»»

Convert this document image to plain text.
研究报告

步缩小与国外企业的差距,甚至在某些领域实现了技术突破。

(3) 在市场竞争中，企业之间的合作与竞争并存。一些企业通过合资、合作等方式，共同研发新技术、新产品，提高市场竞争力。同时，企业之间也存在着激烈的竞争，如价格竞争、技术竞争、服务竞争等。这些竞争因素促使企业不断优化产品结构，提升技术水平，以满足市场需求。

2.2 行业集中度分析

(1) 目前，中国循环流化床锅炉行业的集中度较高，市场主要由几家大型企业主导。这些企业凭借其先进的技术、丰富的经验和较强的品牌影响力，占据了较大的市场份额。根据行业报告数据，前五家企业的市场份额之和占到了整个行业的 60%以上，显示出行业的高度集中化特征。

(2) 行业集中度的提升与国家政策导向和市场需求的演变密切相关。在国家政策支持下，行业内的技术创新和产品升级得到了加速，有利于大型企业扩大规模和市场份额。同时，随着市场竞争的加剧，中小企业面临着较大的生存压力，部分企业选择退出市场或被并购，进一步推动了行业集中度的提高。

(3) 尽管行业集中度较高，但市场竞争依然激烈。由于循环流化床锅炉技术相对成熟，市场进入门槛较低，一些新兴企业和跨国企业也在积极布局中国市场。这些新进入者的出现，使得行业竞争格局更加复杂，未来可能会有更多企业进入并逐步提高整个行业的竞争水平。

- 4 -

««

# [Exercise prompt]
Return each line of the records above exactly as it reads.

# [Solution for this task]
Convert this document image to plain text.
研究报告

步缩小与国外企业的差距,甚至在某些领域实现了技术突破。

(3) 在市场竞争中，企业之间的合作与竞争并存。一些企业通过合资、合作等方式，共同研发新技术、新产品，提高市场竞争力。同时，企业之间也存在着激烈的竞争，如价格竞争、技术竞争、服务竞争等。这些竞争因素促使企业不断优化产品结构，提升技术水平，以满足市场需求。

2.2 行业集中度分析

(1) 目前，中国循环流化床锅炉行业的集中度较高，市场主要由几家大型企业主导。这些企业凭借其先进的技术、丰富的经验和较强的品牌影响力，占据了较大的市场份额。根据行业报告数据，前五家企业的市场份额之和占到了整个行业的 60%以上，显示出行业的高度集中化特征。

(2) 行业集中度的提升与国家政策导向和市场需求的演变密切相关。在国家政策支持下，行业内的技术创新和产品升级得到了加速，有利于大型企业扩大规模和市场份额。同时，随着市场竞争的加剧，中小企业面临着较大的生存压力，部分企业选择退出市场或被并购，进一步推动了行业集中度的提高。

(3) 尽管行业集中度较高，但市场竞争依然激烈。由于循环流化床锅炉技术相对成熟，市场进入门槛较低，一些新兴企业和跨国企业也在积极布局中国市场。这些新进入者的出现，使得行业竞争格局更加复杂，未来可能会有更多企业进入并逐步提高整个行业的竞争水平。

- 4 -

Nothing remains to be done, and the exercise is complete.